◆ **Task instructions**
Please reproduce the lines of the material below, starting at the line that contains "banner-bg [228,782,1572,884]" and ending at the line that contains "km-label: 4 [463,971,470,986]", with both of those lines included.

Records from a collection
* * * *
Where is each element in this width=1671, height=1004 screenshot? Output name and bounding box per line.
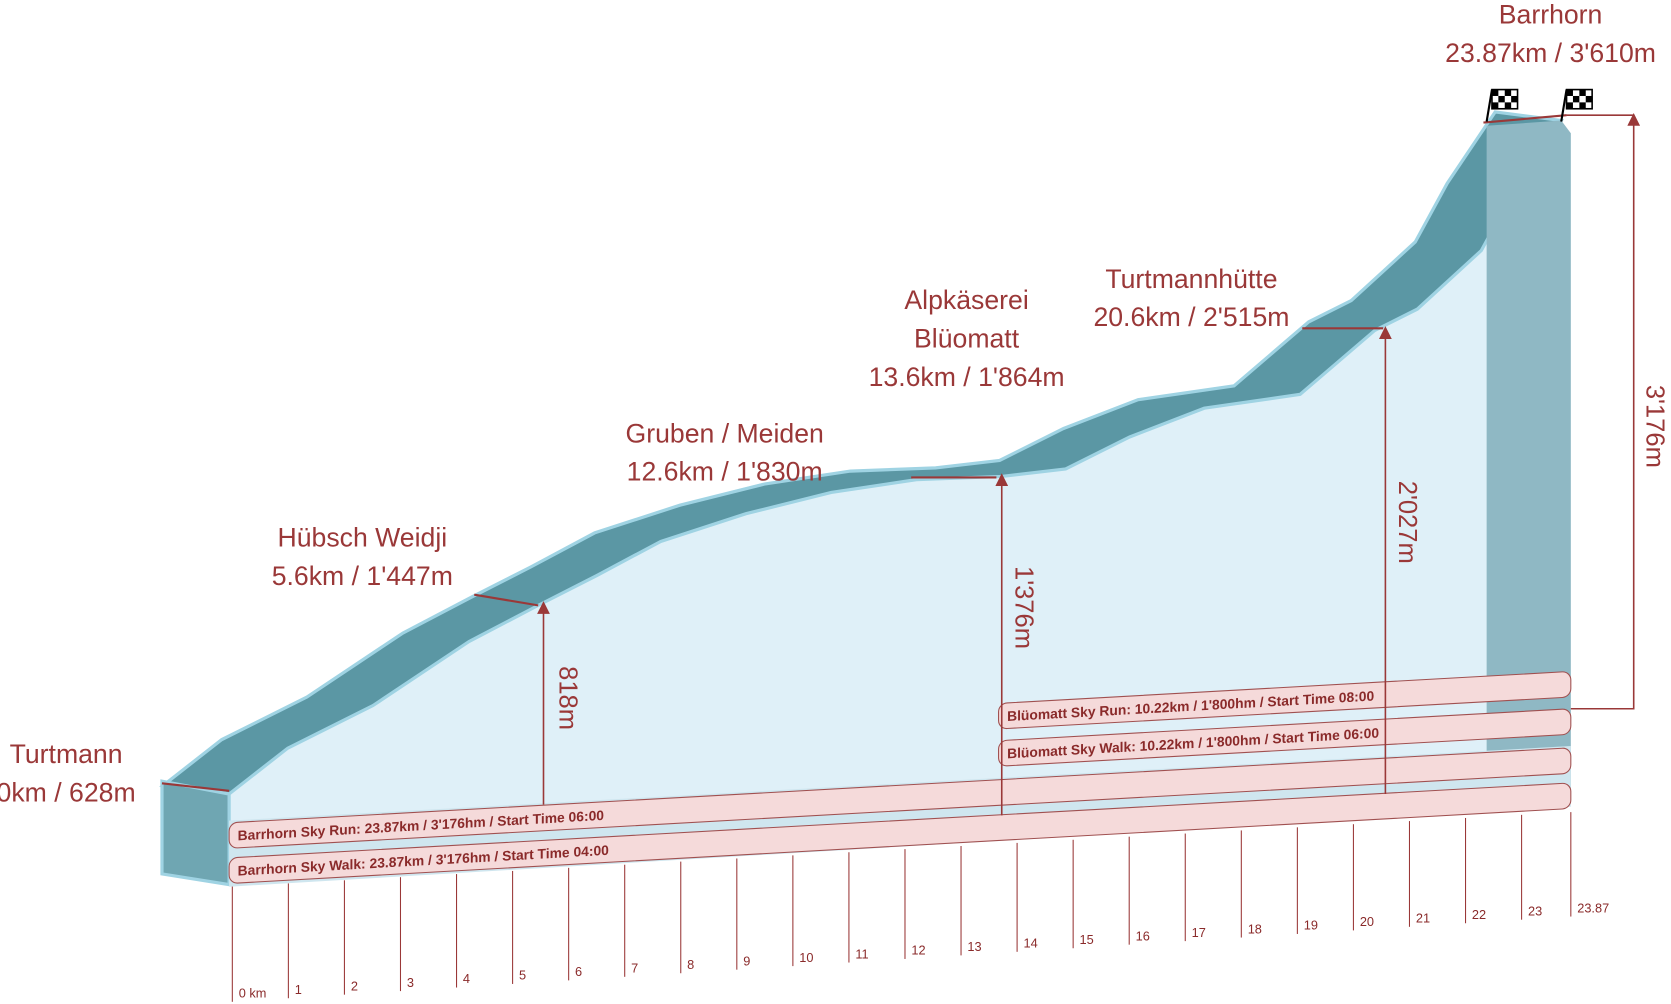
banner-bg [228,782,1572,884]
station-detail: 20.6km / 2'515m [1093,302,1289,332]
flag-check [1566,102,1573,109]
gain-label: 818m [553,666,581,730]
banner-bg [228,747,1572,849]
profile-fill [229,120,1571,832]
flag-outline [1491,88,1519,110]
km-label: 15 [1080,932,1094,947]
banner-bg [998,708,1572,767]
station-detail: 13.6km / 1'864m [869,362,1065,392]
gain-label: 2'027m [1393,481,1421,564]
km-label: 23.87 [1577,900,1609,915]
left-face [160,779,231,887]
station-marker [1483,114,1567,124]
flag-outline [1565,88,1593,110]
route-banner: Blüomatt Sky Walk: 10.22km / 1'800hm / S… [998,708,1572,767]
station-name: Alpkäserei [904,285,1028,315]
flag-check [1585,95,1593,103]
km-label: 5 [519,968,526,983]
flag-check [1504,89,1512,96]
km-label: 20 [1360,914,1374,929]
station-detail: 5.6km / 1'447m [272,561,453,591]
km-label: 22 [1472,907,1486,922]
right-face [1486,120,1571,794]
station-name: Turtmann [10,739,123,769]
km-label: 8 [687,957,694,972]
banner-bg [998,671,1572,730]
flag-check [1579,102,1586,109]
station-name: Turtmannhütte [1105,264,1277,294]
km-label: 10 [799,950,813,965]
station-marker [161,782,230,792]
km-label: 17 [1192,925,1206,940]
km-label: 13 [967,939,981,954]
flag-check [1498,95,1505,103]
station-detail: 0km / 628m [0,777,136,807]
station-name: Blüomatt [914,323,1020,353]
km-label: 7 [631,961,638,976]
flag-check [1504,102,1512,109]
flag-check [1511,95,1518,103]
station-name: Barrhorn [1499,0,1603,30]
gain-label: 1'376m [1010,566,1038,649]
km-label: 12 [911,943,925,958]
station-name: Gruben / Meiden [626,418,824,448]
km-label: 3 [407,975,414,990]
km-label: 18 [1248,921,1262,936]
flag-check [1491,89,1499,96]
km-label: 6 [575,964,582,979]
km-label: 9 [743,953,750,968]
km-label: 11 [855,946,868,961]
flag-check [1579,89,1586,96]
gain-label: 3'176m [1640,385,1668,468]
total-gain-bracket [1570,113,1641,710]
km-label: 19 [1304,918,1318,933]
station-marker [474,593,539,607]
flag-pole [1560,89,1568,122]
station-detail: 12.6km / 1'830m [627,457,823,487]
km-label: 16 [1136,928,1150,943]
km-label: 2 [351,978,358,993]
station-name: Hübsch Weidji [277,523,447,553]
km-label: 1 [295,982,302,997]
km-label: 14 [1023,936,1037,951]
flag-check [1572,95,1580,103]
flag-check [1491,102,1499,109]
km-label: 4 [463,971,470,986]
km-label: 21 [1416,911,1430,926]
flag-check [1566,89,1573,96]
station-detail: 23.87km / 3'610m [1445,38,1656,68]
km-label: 0 km [239,986,267,1001]
flag-pole [1485,89,1494,122]
km-label: 23 [1528,903,1542,918]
* * * *
◆ **Final answer**
banner-bg [228,782,1572,884]
station-detail: 20.6km / 2'515m [1093,302,1289,332]
flag-check [1566,102,1573,109]
gain-label: 818m [553,666,581,730]
banner-bg [228,747,1572,849]
profile-fill [229,120,1571,832]
flag-outline [1491,88,1519,110]
km-label: 15 [1080,932,1094,947]
banner-bg [998,708,1572,767]
station-detail: 13.6km / 1'864m [869,362,1065,392]
gain-label: 2'027m [1393,481,1421,564]
km-label: 23.87 [1577,900,1609,915]
left-face [160,779,231,887]
station-marker [1483,114,1567,124]
flag-outline [1565,88,1593,110]
route-banner: Blüomatt Sky Walk: 10.22km / 1'800hm / S… [998,708,1572,767]
station-name: Alpkäserei [904,285,1028,315]
flag-check [1585,95,1593,103]
km-label: 5 [519,968,526,983]
flag-check [1504,89,1512,96]
km-label: 20 [1360,914,1374,929]
station-detail: 5.6km / 1'447m [272,561,453,591]
km-label: 22 [1472,907,1486,922]
right-face [1486,120,1571,794]
station-name: Turtmann [10,739,123,769]
km-label: 8 [687,957,694,972]
banner-bg [998,671,1572,730]
flag-check [1579,102,1586,109]
station-name: Turtmannhütte [1105,264,1277,294]
km-label: 10 [799,950,813,965]
station-marker [161,782,230,792]
km-label: 17 [1192,925,1206,940]
km-label: 13 [967,939,981,954]
flag-check [1498,95,1505,103]
station-detail: 0km / 628m [0,777,136,807]
station-name: Blüomatt [914,323,1020,353]
km-label: 7 [631,961,638,976]
flag-check [1504,102,1512,109]
flag-check [1511,95,1518,103]
station-name: Barrhorn [1499,0,1603,30]
gain-label: 1'376m [1010,566,1038,649]
km-label: 12 [911,943,925,958]
station-name: Gruben / Meiden [626,418,824,448]
km-label: 3 [407,975,414,990]
km-label: 18 [1248,921,1262,936]
flag-check [1491,89,1499,96]
km-label: 6 [575,964,582,979]
km-label: 9 [743,953,750,968]
km-label: 11 [855,946,868,961]
flag-check [1579,89,1586,96]
gain-label: 3'176m [1640,385,1668,468]
total-gain-bracket [1570,113,1641,710]
km-label: 19 [1304,918,1318,933]
station-marker [474,593,539,607]
flag-pole [1560,89,1568,122]
station-detail: 12.6km / 1'830m [627,457,823,487]
km-label: 16 [1136,928,1150,943]
km-label: 2 [351,978,358,993]
station-name: Hübsch Weidji [277,523,447,553]
km-label: 1 [295,982,302,997]
km-label: 14 [1023,936,1037,951]
flag-check [1572,95,1580,103]
flag-check [1491,102,1499,109]
km-label: 4 [463,971,470,986]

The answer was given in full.